WORK TASK
Pictures do not belong in the copy, so please give every entry below again exactly.

(Excerpts from a transcription dataset)
----
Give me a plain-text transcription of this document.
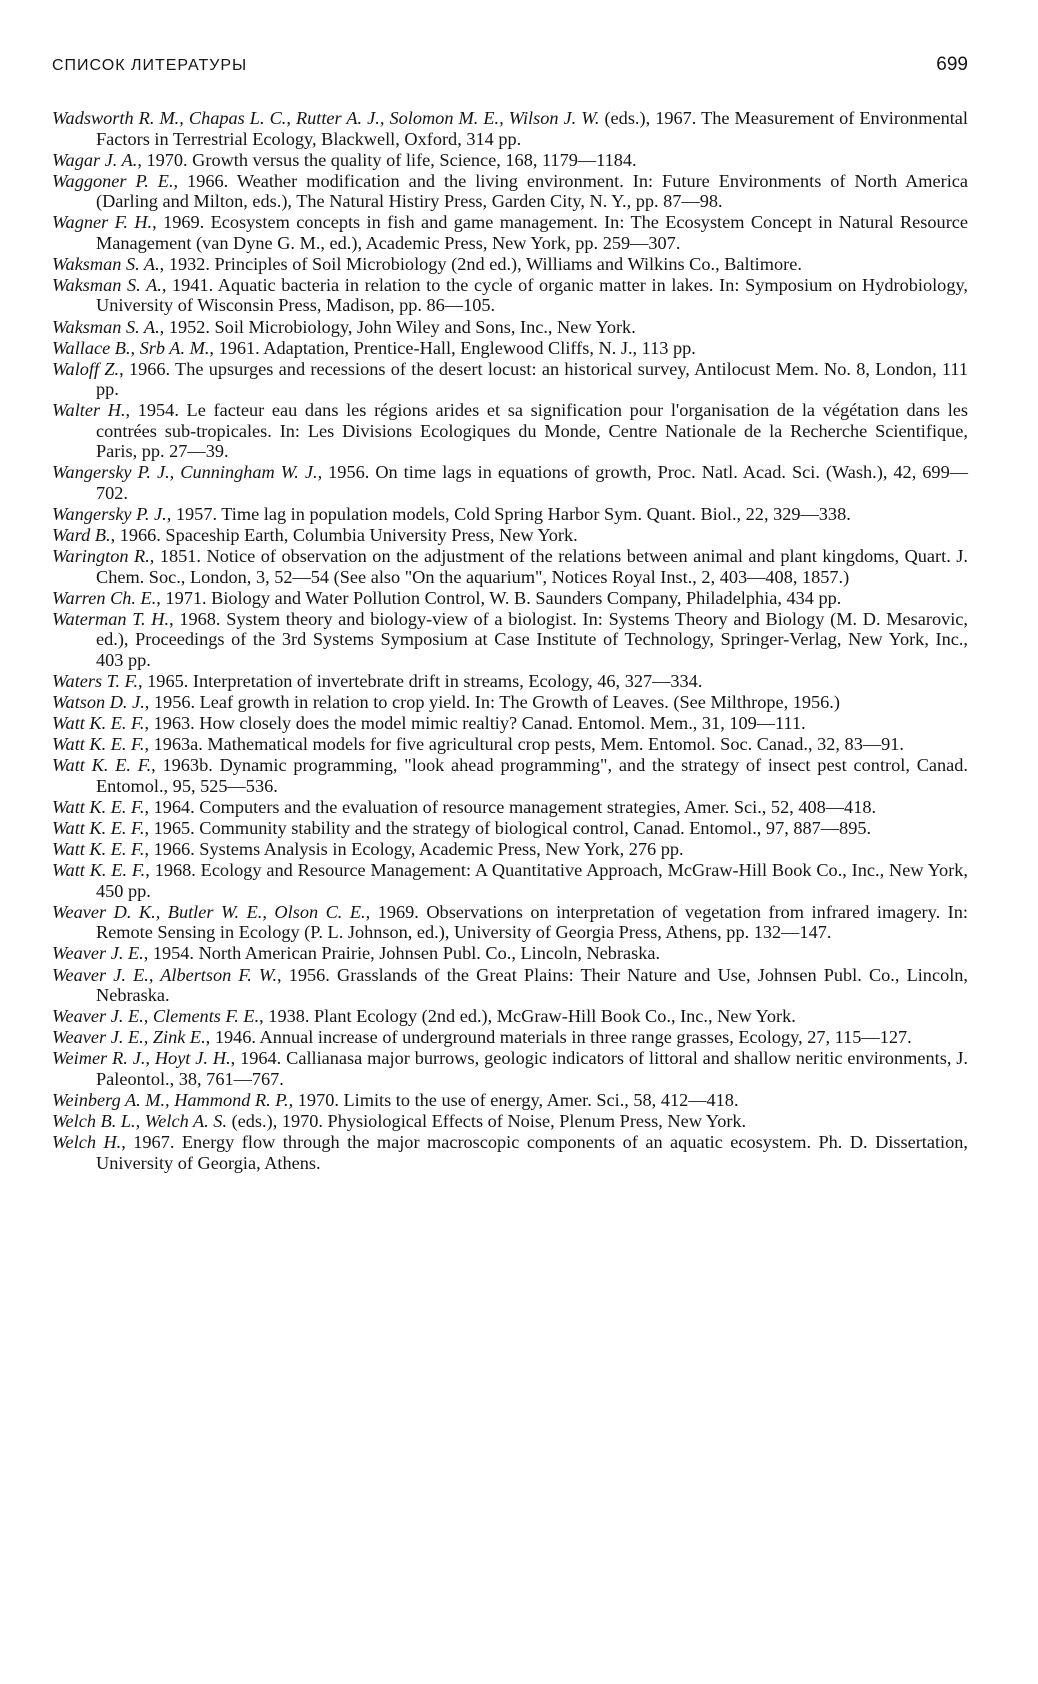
СПИСОК ЛИТЕРАТУРЫ	699

Wadsworth R. M., Chapas L. C., Rutter A. J., Solomon M. E., Wilson J. W. (eds.), 1967. The Measurement of Environmental Factors in Terrestrial Ecology, Blackwell, Oxford, 314 pp.

Wagar J. A., 1970. Growth versus the quality of life, Science, 168, 1179—1184.

Waggoner P. E., 1966. Weather modification and the living environment. In: Future Environments of North America (Darling and Milton, eds.), The Natural Histiry Press, Garden City, N. Y., pp. 87—98.

Wagner F. H., 1969. Ecosystem concepts in fish and game management. In: The Ecosystem Concept in Natural Resource Management (van Dyne G. M., ed.), Academic Press, New York, pp. 259—307.

Waksman S. A., 1932. Principles of Soil Microbiology (2nd ed.), Williams and Wilkins Co., Baltimore.

Waksman S. A., 1941. Aquatic bacteria in relation to the cycle of organic matter in lakes. In: Symposium on Hydrobiology, University of Wisconsin Press, Madison, pp. 86—105.

Waksman S. A., 1952. Soil Microbiology, John Wiley and Sons, Inc., New York.

Wallace B., Srb A. M., 1961. Adaptation, Prentice-Hall, Englewood Cliffs, N. J., 113 pp.

Waloff Z., 1966. The upsurges and recessions of the desert locust: an historical survey, Antilocust Mem. No. 8, London, 111 pp.

Walter H., 1954. Le facteur eau dans les régions arides et sa signification pour l'organisation de la végétation dans les contrées sub-tropicales. In: Les Divisions Ecologiques du Monde, Centre Nationale de la Recherche Scientifique, Paris, pp. 27—39.

Wangersky P. J., Cunningham W. J., 1956. On time lags in equations of growth, Proc. Natl. Acad. Sci. (Wash.), 42, 699—702.

Wangersky P. J., 1957. Time lag in population models, Cold Spring Harbor Sym. Quant. Biol., 22, 329—338.

Ward B., 1966. Spaceship Earth, Columbia University Press, New York.

Warington R., 1851. Notice of observation on the adjustment of the relations between animal and plant kingdoms, Quart. J. Chem. Soc., London, 3, 52—54 (See also "On the aquarium", Notices Royal Inst., 2, 403—408, 1857.)

Warren Ch. E., 1971. Biology and Water Pollution Control, W. B. Saunders Company, Philadelphia, 434 pp.

Waterman T. H., 1968. System theory and biology-view of a biologist. In: Systems Theory and Biology (M. D. Mesarovic, ed.), Proceedings of the 3rd Systems Symposium at Case Institute of Technology, Springer-Verlag, New York, Inc., 403 pp.

Waters T. F., 1965. Interpretation of invertebrate drift in streams, Ecology, 46, 327—334.

Watson D. J., 1956. Leaf growth in relation to crop yield. In: The Growth of Leaves. (See Milthrope, 1956.)

Watt K. E. F., 1963. How closely does the model mimic realtiy? Canad. Entomol. Mem., 31, 109—111.

Watt K. E. F., 1963a. Mathematical models for five agricultural crop pests, Mem. Entomol. Soc. Canad., 32, 83—91.

Watt K. E. F., 1963b. Dynamic programming, "look ahead programming", and the strategy of insect pest control, Canad. Entomol., 95, 525—536.

Watt K. E. F., 1964. Computers and the evaluation of resource management strategies, Amer. Sci., 52, 408—418.

Watt K. E. F., 1965. Community stability and the strategy of biological control, Canad. Entomol., 97, 887—895.

Watt K. E. F., 1966. Systems Analysis in Ecology, Academic Press, New York, 276 pp.

Watt K. E. F., 1968. Ecology and Resource Management: A Quantitative Approach, McGraw-Hill Book Co., Inc., New York, 450 pp.

Weaver D. K., Butler W. E., Olson C. E., 1969. Observations on interpretation of vegetation from infrared imagery. In: Remote Sensing in Ecology (P. L. Johnson, ed.), University of Georgia Press, Athens, pp. 132—147.

Weaver J. E., 1954. North American Prairie, Johnsen Publ. Co., Lincoln, Nebraska.

Weaver J. E., Albertson F. W., 1956. Grasslands of the Great Plains: Their Nature and Use, Johnsen Publ. Co., Lincoln, Nebraska.

Weaver J. E., Clements F. E., 1938. Plant Ecology (2nd ed.), McGraw-Hill Book Co., Inc., New York.

Weaver J. E., Zink E., 1946. Annual increase of underground materials in three range grasses, Ecology, 27, 115—127.

Weimer R. J., Hoyt J. H., 1964. Callianasa major burrows, geologic indicators of littoral and shallow neritic environments, J. Paleontol., 38, 761—767.

Weinberg A. M., Hammond R. P., 1970. Limits to the use of energy, Amer. Sci., 58, 412—418.

Welch B. L., Welch A. S. (eds.), 1970. Physiological Effects of Noise, Plenum Press, New York.

Welch H., 1967. Energy flow through the major macroscopic components of an aquatic ecosystem. Ph. D. Dissertation, University of Georgia, Athens.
----
RESULT
Give me a plain-text transcription of this document.
СПИСОК ЛИТЕРАТУРЫ	699

Wadsworth R. M., Chapas L. C., Rutter A. J., Solomon M. E., Wilson J. W. (eds.), 1967. The Measurement of Environmental Factors in Terrestrial Ecology, Blackwell, Oxford, 314 pp.

Wagar J. A., 1970. Growth versus the quality of life, Science, 168, 1179—1184.

Waggoner P. E., 1966. Weather modification and the living environment. In: Future Environments of North America (Darling and Milton, eds.), The Natural Histiry Press, Garden City, N. Y., pp. 87—98.

Wagner F. H., 1969. Ecosystem concepts in fish and game management. In: The Ecosystem Concept in Natural Resource Management (van Dyne G. M., ed.), Academic Press, New York, pp. 259—307.

Waksman S. A., 1932. Principles of Soil Microbiology (2nd ed.), Williams and Wilkins Co., Baltimore.

Waksman S. A., 1941. Aquatic bacteria in relation to the cycle of organic matter in lakes. In: Symposium on Hydrobiology, University of Wisconsin Press, Madison, pp. 86—105.

Waksman S. A., 1952. Soil Microbiology, John Wiley and Sons, Inc., New York.

Wallace B., Srb A. M., 1961. Adaptation, Prentice-Hall, Englewood Cliffs, N. J., 113 pp.

Waloff Z., 1966. The upsurges and recessions of the desert locust: an historical survey, Antilocust Mem. No. 8, London, 111 pp.

Walter H., 1954. Le facteur eau dans les régions arides et sa signification pour l'organisation de la végétation dans les contrées sub-tropicales. In: Les Divisions Ecologiques du Monde, Centre Nationale de la Recherche Scientifique, Paris, pp. 27—39.

Wangersky P. J., Cunningham W. J., 1956. On time lags in equations of growth, Proc. Natl. Acad. Sci. (Wash.), 42, 699—702.

Wangersky P. J., 1957. Time lag in population models, Cold Spring Harbor Sym. Quant. Biol., 22, 329—338.

Ward B., 1966. Spaceship Earth, Columbia University Press, New York.

Warington R., 1851. Notice of observation on the adjustment of the relations between animal and plant kingdoms, Quart. J. Chem. Soc., London, 3, 52—54 (See also "On the aquarium", Notices Royal Inst., 2, 403—408, 1857.)

Warren Ch. E., 1971. Biology and Water Pollution Control, W. B. Saunders Company, Philadelphia, 434 pp.

Waterman T. H., 1968. System theory and biology-view of a biologist. In: Systems Theory and Biology (M. D. Mesarovic, ed.), Proceedings of the 3rd Systems Symposium at Case Institute of Technology, Springer-Verlag, New York, Inc., 403 pp.

Waters T. F., 1965. Interpretation of invertebrate drift in streams, Ecology, 46, 327—334.

Watson D. J., 1956. Leaf growth in relation to crop yield. In: The Growth of Leaves. (See Milthrope, 1956.)

Watt K. E. F., 1963. How closely does the model mimic realtiy? Canad. Entomol. Mem., 31, 109—111.

Watt K. E. F., 1963a. Mathematical models for five agricultural crop pests, Mem. Entomol. Soc. Canad., 32, 83—91.

Watt K. E. F., 1963b. Dynamic programming, "look ahead programming", and the strategy of insect pest control, Canad. Entomol., 95, 525—536.

Watt K. E. F., 1964. Computers and the evaluation of resource management strategies, Amer. Sci., 52, 408—418.

Watt K. E. F., 1965. Community stability and the strategy of biological control, Canad. Entomol., 97, 887—895.

Watt K. E. F., 1966. Systems Analysis in Ecology, Academic Press, New York, 276 pp.

Watt K. E. F., 1968. Ecology and Resource Management: A Quantitative Approach, McGraw-Hill Book Co., Inc., New York, 450 pp.

Weaver D. K., Butler W. E., Olson C. E., 1969. Observations on interpretation of vegetation from infrared imagery. In: Remote Sensing in Ecology (P. L. Johnson, ed.), University of Georgia Press, Athens, pp. 132—147.

Weaver J. E., 1954. North American Prairie, Johnsen Publ. Co., Lincoln, Nebraska.

Weaver J. E., Albertson F. W., 1956. Grasslands of the Great Plains: Their Nature and Use, Johnsen Publ. Co., Lincoln, Nebraska.

Weaver J. E., Clements F. E., 1938. Plant Ecology (2nd ed.), McGraw-Hill Book Co., Inc., New York.

Weaver J. E., Zink E., 1946. Annual increase of underground materials in three range grasses, Ecology, 27, 115—127.

Weimer R. J., Hoyt J. H., 1964. Callianasa major burrows, geologic indicators of littoral and shallow neritic environments, J. Paleontol., 38, 761—767.

Weinberg A. M., Hammond R. P., 1970. Limits to the use of energy, Amer. Sci., 58, 412—418.

Welch B. L., Welch A. S. (eds.), 1970. Physiological Effects of Noise, Plenum Press, New York.

Welch H., 1967. Energy flow through the major macroscopic components of an aquatic ecosystem. Ph. D. Dissertation, University of Georgia, Athens.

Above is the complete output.